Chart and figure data
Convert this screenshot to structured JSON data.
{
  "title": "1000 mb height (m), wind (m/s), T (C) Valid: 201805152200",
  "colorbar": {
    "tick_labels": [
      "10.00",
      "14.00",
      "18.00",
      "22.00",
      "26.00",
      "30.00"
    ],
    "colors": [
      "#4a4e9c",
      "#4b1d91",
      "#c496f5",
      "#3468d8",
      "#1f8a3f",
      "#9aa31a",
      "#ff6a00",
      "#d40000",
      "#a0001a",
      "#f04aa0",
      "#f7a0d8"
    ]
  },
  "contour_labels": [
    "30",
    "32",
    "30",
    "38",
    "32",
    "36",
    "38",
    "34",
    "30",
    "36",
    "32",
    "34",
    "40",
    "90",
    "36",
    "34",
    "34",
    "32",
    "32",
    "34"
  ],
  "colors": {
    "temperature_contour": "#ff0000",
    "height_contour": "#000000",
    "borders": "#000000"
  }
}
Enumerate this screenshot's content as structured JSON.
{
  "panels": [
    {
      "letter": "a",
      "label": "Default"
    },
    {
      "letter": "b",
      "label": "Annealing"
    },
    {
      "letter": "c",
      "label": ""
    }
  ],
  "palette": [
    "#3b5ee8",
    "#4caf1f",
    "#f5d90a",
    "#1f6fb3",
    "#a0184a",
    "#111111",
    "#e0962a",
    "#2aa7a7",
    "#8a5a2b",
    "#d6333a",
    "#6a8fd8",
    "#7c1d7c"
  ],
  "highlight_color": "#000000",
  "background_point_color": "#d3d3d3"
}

■ Objective: Print out every record again, exactly and in full.

■ Answer to the task:
Convert this screenshot to structured JSON data.
{
  "title": "1000 mb height (m), wind (m/s), T (C) Valid: 201805152200",
  "colorbar": {
    "tick_labels": [
      "10.00",
      "14.00",
      "18.00",
      "22.00",
      "26.00",
      "30.00"
    ],
    "colors": [
      "#4a4e9c",
      "#4b1d91",
      "#c496f5",
      "#3468d8",
      "#1f8a3f",
      "#9aa31a",
      "#ff6a00",
      "#d40000",
      "#a0001a",
      "#f04aa0",
      "#f7a0d8"
    ]
  },
  "contour_labels": [
    "30",
    "32",
    "30",
    "38",
    "32",
    "36",
    "38",
    "34",
    "30",
    "36",
    "32",
    "34",
    "40",
    "90",
    "36",
    "34",
    "34",
    "32",
    "32",
    "34"
  ],
  "colors": {
    "temperature_contour": "#ff0000",
    "height_contour": "#000000",
    "borders": "#000000"
  }
}
Enumerate this screenshot's content as structured JSON.
{
  "panels": [
    {
      "letter": "a",
      "label": "Default"
    },
    {
      "letter": "b",
      "label": "Annealing"
    },
    {
      "letter": "c",
      "label": ""
    }
  ],
  "palette": [
    "#3b5ee8",
    "#4caf1f",
    "#f5d90a",
    "#1f6fb3",
    "#a0184a",
    "#111111",
    "#e0962a",
    "#2aa7a7",
    "#8a5a2b",
    "#d6333a",
    "#6a8fd8",
    "#7c1d7c"
  ],
  "highlight_color": "#000000",
  "background_point_color": "#d3d3d3"
}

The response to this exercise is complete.